— WORK TO COMPLETE —
Restate the records that follow word for word; no pictures should appear.

— DATA LISTING —
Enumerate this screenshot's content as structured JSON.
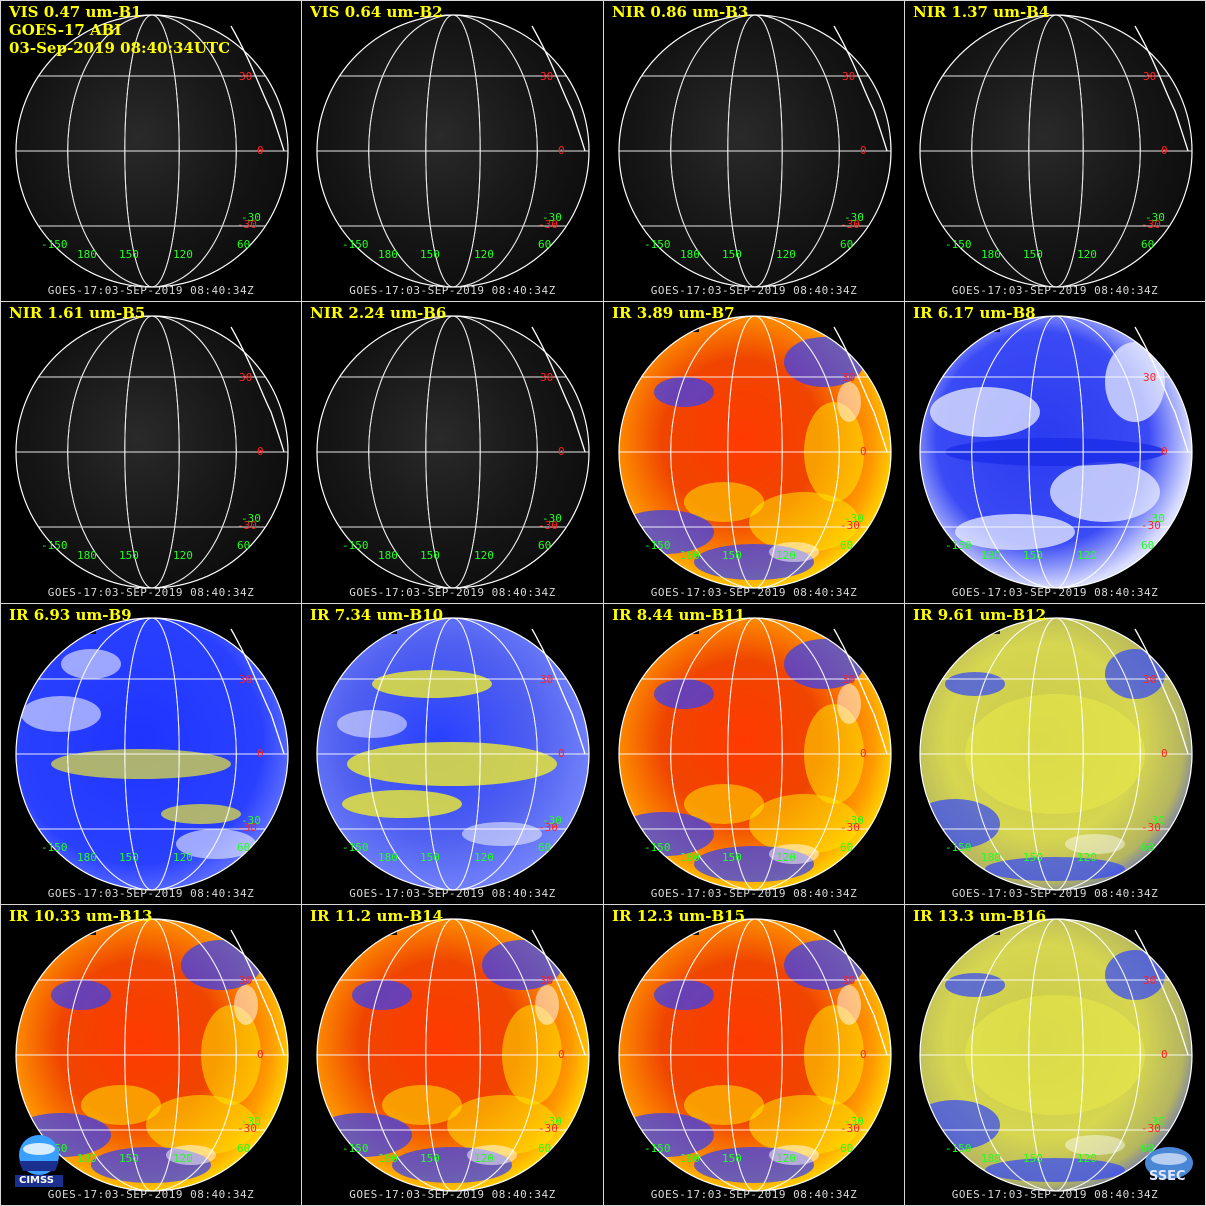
{
  "header": {
    "satellite": "GOES-17 ABI",
    "datetime": "03-Sep-2019 08:40:34UTC"
  },
  "footer_label": "GOES-17:03-SEP-2019 08:40:34Z",
  "grid_labels": {
    "lat_n30": "30",
    "lat_0": "0",
    "lat_s30": "-30",
    "lat_s30_green": "-30",
    "lon_w150": "-150",
    "lon_180": "180",
    "lon_150": "150",
    "lon_120": "120",
    "lon_60": "60"
  },
  "colors": {
    "title": "#ffff00",
    "grid": "#ffffff",
    "lat_label": "#ff2020",
    "lon_label": "#20ff20",
    "border": "#d8d8d8"
  },
  "panels": [
    {
      "title": "VIS 0.47 um-B1",
      "palette": "vis"
    },
    {
      "title": "VIS 0.64 um-B2",
      "palette": "vis"
    },
    {
      "title": "NIR 0.86 um-B3",
      "palette": "vis"
    },
    {
      "title": "NIR 1.37 um-B4",
      "palette": "vis"
    },
    {
      "title": "NIR 1.61 um-B5",
      "palette": "vis"
    },
    {
      "title": "NIR 2.24 um-B6",
      "palette": "vis"
    },
    {
      "title": "IR 3.89 um-B7",
      "palette": "ir_red"
    },
    {
      "title": "IR 6.17 um-B8",
      "palette": "wv_white"
    },
    {
      "title": "IR 6.93 um-B9",
      "palette": "wv_blue"
    },
    {
      "title": "IR 7.34 um-B10",
      "palette": "wv_yellow"
    },
    {
      "title": "IR 8.44 um-B11",
      "palette": "ir_red"
    },
    {
      "title": "IR 9.61 um-B12",
      "palette": "ir_yellow"
    },
    {
      "title": "IR 10.33 um-B13",
      "palette": "ir_red"
    },
    {
      "title": "IR 11.2 um-B14",
      "palette": "ir_red"
    },
    {
      "title": "IR 12.3 um-B15",
      "palette": "ir_red"
    },
    {
      "title": "IR 13.3 um-B16",
      "palette": "ir_yellow"
    }
  ],
  "logos": {
    "left": "CIMSS",
    "right": "SSEC"
  }
}
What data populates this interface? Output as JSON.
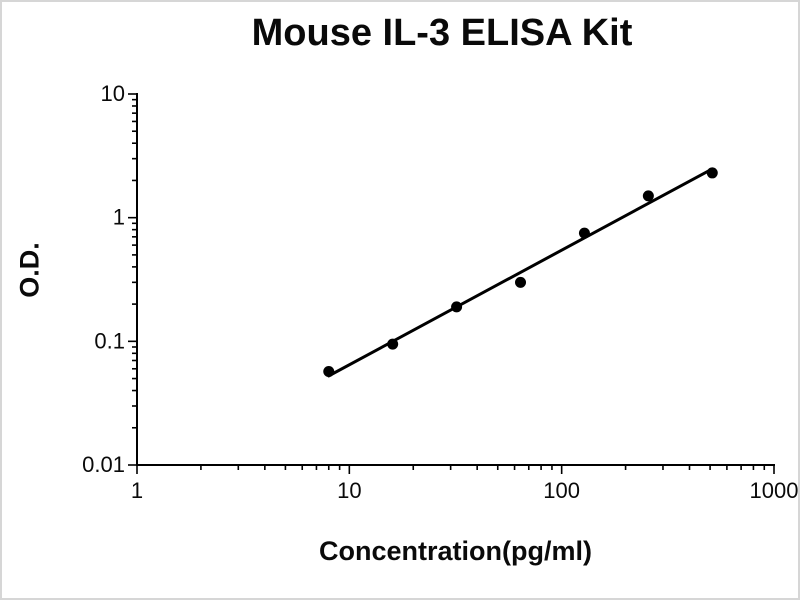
{
  "chart_data": {
    "type": "scatter",
    "title": "Mouse IL-3 ELISA Kit",
    "xlabel": "Concentration(pg/ml)",
    "ylabel": "O.D.",
    "x_scale": "log",
    "y_scale": "log",
    "xlim": [
      1,
      1000
    ],
    "ylim": [
      0.01,
      10
    ],
    "x_ticks": [
      1,
      10,
      100,
      1000
    ],
    "y_ticks": [
      0.01,
      0.1,
      1,
      10
    ],
    "grid": false,
    "legend": false,
    "trendline": true,
    "point_color": "#000000",
    "line_color": "#000000",
    "axis_color": "#000000",
    "points": [
      {
        "x": 8,
        "y": 0.057
      },
      {
        "x": 16,
        "y": 0.095
      },
      {
        "x": 32,
        "y": 0.19
      },
      {
        "x": 64,
        "y": 0.3
      },
      {
        "x": 128,
        "y": 0.75
      },
      {
        "x": 256,
        "y": 1.5
      },
      {
        "x": 512,
        "y": 2.3
      }
    ]
  }
}
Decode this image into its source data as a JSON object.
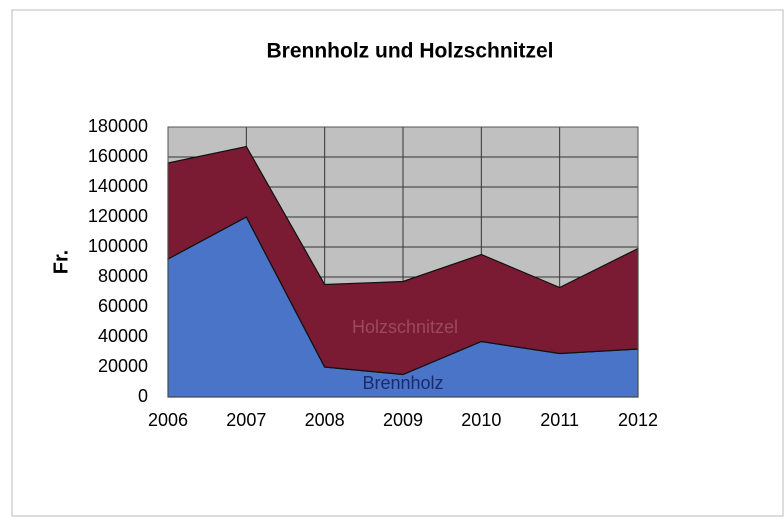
{
  "chart_data": {
    "type": "stacked_area",
    "title": "Brennholz und Holzschnitzel",
    "y_label": "Fr.",
    "categories": [
      "2006",
      "2007",
      "2008",
      "2009",
      "2010",
      "2011",
      "2012"
    ],
    "series": [
      {
        "name": "Brennholz",
        "color": "#4a74c8",
        "values": [
          92000,
          120000,
          20000,
          15000,
          37000,
          29000,
          32000
        ]
      },
      {
        "name": "Holzschnitzel",
        "color": "#7a1a33",
        "values": [
          64000,
          47000,
          55000,
          62000,
          58000,
          44000,
          67000
        ]
      }
    ],
    "ylim": [
      0,
      180000
    ],
    "yticks": [
      0,
      20000,
      40000,
      60000,
      80000,
      100000,
      120000,
      140000,
      160000,
      180000
    ],
    "grid": true
  }
}
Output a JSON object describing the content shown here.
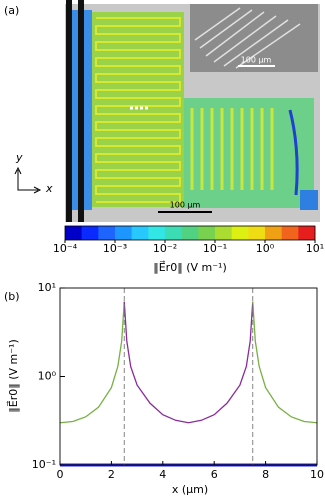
{
  "chart_data": [
    {
      "type": "field-map",
      "panel_label": "(a)",
      "scale_bar_labels": [
        "100 µm",
        "100 µm"
      ],
      "x_axis_label": "x",
      "y_axis_label": "y",
      "colorbar": {
        "label": "‖E⃗r0‖  (V m⁻¹)",
        "log": true,
        "lim": [
          0.0001,
          10
        ],
        "ticks": [
          {
            "value": 0.0001,
            "label": "10⁻⁴"
          },
          {
            "value": 0.001,
            "label": "10⁻³"
          },
          {
            "value": 0.01,
            "label": "10⁻²"
          },
          {
            "value": 0.1,
            "label": "10⁻¹"
          },
          {
            "value": 1,
            "label": "10⁰"
          },
          {
            "value": 10,
            "label": "10¹"
          }
        ],
        "colors": [
          "#0000c8",
          "#0a2aff",
          "#1e64ff",
          "#1e96ff",
          "#28c8ff",
          "#32e6e6",
          "#3cdcb4",
          "#50d282",
          "#78d250",
          "#aadc32",
          "#dcf014",
          "#f0dc14",
          "#f0a014",
          "#f0641e",
          "#e61e1e"
        ]
      }
    },
    {
      "type": "line",
      "panel_label": "(b)",
      "x_label": "x (µm)",
      "y_label": "‖E⃗r0‖  (V m⁻¹)",
      "xlim": [
        0,
        10
      ],
      "xticks": [
        0,
        2,
        4,
        6,
        8,
        10
      ],
      "ylim": [
        0.1,
        10
      ],
      "log_y": true,
      "yticks": [
        {
          "value": 0.1,
          "label": "10⁻¹"
        },
        {
          "value": 1,
          "label": "10⁰"
        },
        {
          "value": 10,
          "label": "10¹"
        }
      ],
      "vlines": [
        2.5,
        7.5
      ],
      "series": [
        {
          "color": "#2222dd",
          "x": [
            0,
            10
          ],
          "values": [
            0.1,
            0.1
          ]
        },
        {
          "color": "#77b043",
          "x": [
            0,
            0.5,
            1,
            1.5,
            2,
            2.25,
            2.4,
            2.5
          ],
          "values": [
            0.3,
            0.31,
            0.35,
            0.45,
            0.75,
            1.3,
            2.5,
            7
          ]
        },
        {
          "color": "#8a2b9c",
          "x": [
            2.5,
            2.6,
            2.75,
            3,
            3.5,
            4,
            4.5,
            5,
            5.5,
            6,
            6.5,
            7,
            7.25,
            7.4,
            7.5
          ],
          "values": [
            7,
            2.5,
            1.3,
            0.8,
            0.5,
            0.37,
            0.32,
            0.3,
            0.32,
            0.37,
            0.5,
            0.8,
            1.3,
            2.5,
            7
          ]
        },
        {
          "color": "#77b043",
          "x": [
            7.5,
            7.6,
            7.75,
            8,
            8.5,
            9,
            9.5,
            10
          ],
          "values": [
            7,
            2.5,
            1.3,
            0.75,
            0.45,
            0.35,
            0.31,
            0.3
          ]
        }
      ]
    }
  ]
}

— WRITTEN SOLUTION —
Enumerate this screenshot's content as structured JSON.
{
  "header": {
    "satellite": "GOES-17 ABI",
    "datetime": "03-Sep-2019 08:40:34UTC"
  },
  "footer_label": "GOES-17:03-SEP-2019 08:40:34Z",
  "grid_labels": {
    "lat_n30": "30",
    "lat_0": "0",
    "lat_s30": "-30",
    "lat_s30_green": "-30",
    "lon_w150": "-150",
    "lon_180": "180",
    "lon_150": "150",
    "lon_120": "120",
    "lon_60": "60"
  },
  "colors": {
    "title": "#ffff00",
    "grid": "#ffffff",
    "lat_label": "#ff2020",
    "lon_label": "#20ff20",
    "border": "#d8d8d8"
  },
  "panels": [
    {
      "title": "VIS 0.47 um-B1",
      "palette": "vis"
    },
    {
      "title": "VIS 0.64 um-B2",
      "palette": "vis"
    },
    {
      "title": "NIR 0.86 um-B3",
      "palette": "vis"
    },
    {
      "title": "NIR 1.37 um-B4",
      "palette": "vis"
    },
    {
      "title": "NIR 1.61 um-B5",
      "palette": "vis"
    },
    {
      "title": "NIR 2.24 um-B6",
      "palette": "vis"
    },
    {
      "title": "IR 3.89 um-B7",
      "palette": "ir_red"
    },
    {
      "title": "IR 6.17 um-B8",
      "palette": "wv_white"
    },
    {
      "title": "IR 6.93 um-B9",
      "palette": "wv_blue"
    },
    {
      "title": "IR 7.34 um-B10",
      "palette": "wv_yellow"
    },
    {
      "title": "IR 8.44 um-B11",
      "palette": "ir_red"
    },
    {
      "title": "IR 9.61 um-B12",
      "palette": "ir_yellow"
    },
    {
      "title": "IR 10.33 um-B13",
      "palette": "ir_red"
    },
    {
      "title": "IR 11.2 um-B14",
      "palette": "ir_red"
    },
    {
      "title": "IR 12.3 um-B15",
      "palette": "ir_red"
    },
    {
      "title": "IR 13.3 um-B16",
      "palette": "ir_yellow"
    }
  ],
  "logos": {
    "left": "CIMSS",
    "right": "SSEC"
  }
}
What data populates this interface? Output as JSON.
{
  "chart_data": {
    "type": "scatter",
    "title": "Mouse IL-3 ELISA Kit",
    "xlabel": "Concentration(pg/ml)",
    "ylabel": "O.D.",
    "x_scale": "log",
    "y_scale": "log",
    "xlim": [
      1,
      1000
    ],
    "ylim": [
      0.01,
      10
    ],
    "x_ticks": [
      1,
      10,
      100,
      1000
    ],
    "y_ticks": [
      0.01,
      0.1,
      1,
      10
    ],
    "grid": false,
    "legend": false,
    "trendline": true,
    "point_color": "#000000",
    "line_color": "#000000",
    "axis_color": "#000000",
    "points": [
      {
        "x": 8,
        "y": 0.057
      },
      {
        "x": 16,
        "y": 0.095
      },
      {
        "x": 32,
        "y": 0.19
      },
      {
        "x": 64,
        "y": 0.3
      },
      {
        "x": 128,
        "y": 0.75
      },
      {
        "x": 256,
        "y": 1.5
      },
      {
        "x": 512,
        "y": 2.3
      }
    ]
  }
}
Decode this image into its source data as a JSON object.
{
  "chart_data": {
    "type": "stacked_area",
    "title": "Brennholz und Holzschnitzel",
    "y_label": "Fr.",
    "categories": [
      "2006",
      "2007",
      "2008",
      "2009",
      "2010",
      "2011",
      "2012"
    ],
    "series": [
      {
        "name": "Brennholz",
        "color": "#4a74c8",
        "values": [
          92000,
          120000,
          20000,
          15000,
          37000,
          29000,
          32000
        ]
      },
      {
        "name": "Holzschnitzel",
        "color": "#7a1a33",
        "values": [
          64000,
          47000,
          55000,
          62000,
          58000,
          44000,
          67000
        ]
      }
    ],
    "ylim": [
      0,
      180000
    ],
    "yticks": [
      0,
      20000,
      40000,
      60000,
      80000,
      100000,
      120000,
      140000,
      160000,
      180000
    ],
    "grid": true
  }
}
Output a JSON object describing the content shown here.
{
  "chart_data": [
    {
      "type": "field-map",
      "panel_label": "(a)",
      "scale_bar_labels": [
        "100 µm",
        "100 µm"
      ],
      "x_axis_label": "x",
      "y_axis_label": "y",
      "colorbar": {
        "label": "‖E⃗r0‖  (V m⁻¹)",
        "log": true,
        "lim": [
          0.0001,
          10
        ],
        "ticks": [
          {
            "value": 0.0001,
            "label": "10⁻⁴"
          },
          {
            "value": 0.001,
            "label": "10⁻³"
          },
          {
            "value": 0.01,
            "label": "10⁻²"
          },
          {
            "value": 0.1,
            "label": "10⁻¹"
          },
          {
            "value": 1,
            "label": "10⁰"
          },
          {
            "value": 10,
            "label": "10¹"
          }
        ],
        "colors": [
          "#0000c8",
          "#0a2aff",
          "#1e64ff",
          "#1e96ff",
          "#28c8ff",
          "#32e6e6",
          "#3cdcb4",
          "#50d282",
          "#78d250",
          "#aadc32",
          "#dcf014",
          "#f0dc14",
          "#f0a014",
          "#f0641e",
          "#e61e1e"
        ]
      }
    },
    {
      "type": "line",
      "panel_label": "(b)",
      "x_label": "x (µm)",
      "y_label": "‖E⃗r0‖  (V m⁻¹)",
      "xlim": [
        0,
        10
      ],
      "xticks": [
        0,
        2,
        4,
        6,
        8,
        10
      ],
      "ylim": [
        0.1,
        10
      ],
      "log_y": true,
      "yticks": [
        {
          "value": 0.1,
          "label": "10⁻¹"
        },
        {
          "value": 1,
          "label": "10⁰"
        },
        {
          "value": 10,
          "label": "10¹"
        }
      ],
      "vlines": [
        2.5,
        7.5
      ],
      "series": [
        {
          "color": "#2222dd",
          "x": [
            0,
            10
          ],
          "values": [
            0.1,
            0.1
          ]
        },
        {
          "color": "#77b043",
          "x": [
            0,
            0.5,
            1,
            1.5,
            2,
            2.25,
            2.4,
            2.5
          ],
          "values": [
            0.3,
            0.31,
            0.35,
            0.45,
            0.75,
            1.3,
            2.5,
            7
          ]
        },
        {
          "color": "#8a2b9c",
          "x": [
            2.5,
            2.6,
            2.75,
            3,
            3.5,
            4,
            4.5,
            5,
            5.5,
            6,
            6.5,
            7,
            7.25,
            7.4,
            7.5
          ],
          "values": [
            7,
            2.5,
            1.3,
            0.8,
            0.5,
            0.37,
            0.32,
            0.3,
            0.32,
            0.37,
            0.5,
            0.8,
            1.3,
            2.5,
            7
          ]
        },
        {
          "color": "#77b043",
          "x": [
            7.5,
            7.6,
            7.75,
            8,
            8.5,
            9,
            9.5,
            10
          ],
          "values": [
            7,
            2.5,
            1.3,
            0.75,
            0.45,
            0.35,
            0.31,
            0.3
          ]
        }
      ]
    }
  ]
}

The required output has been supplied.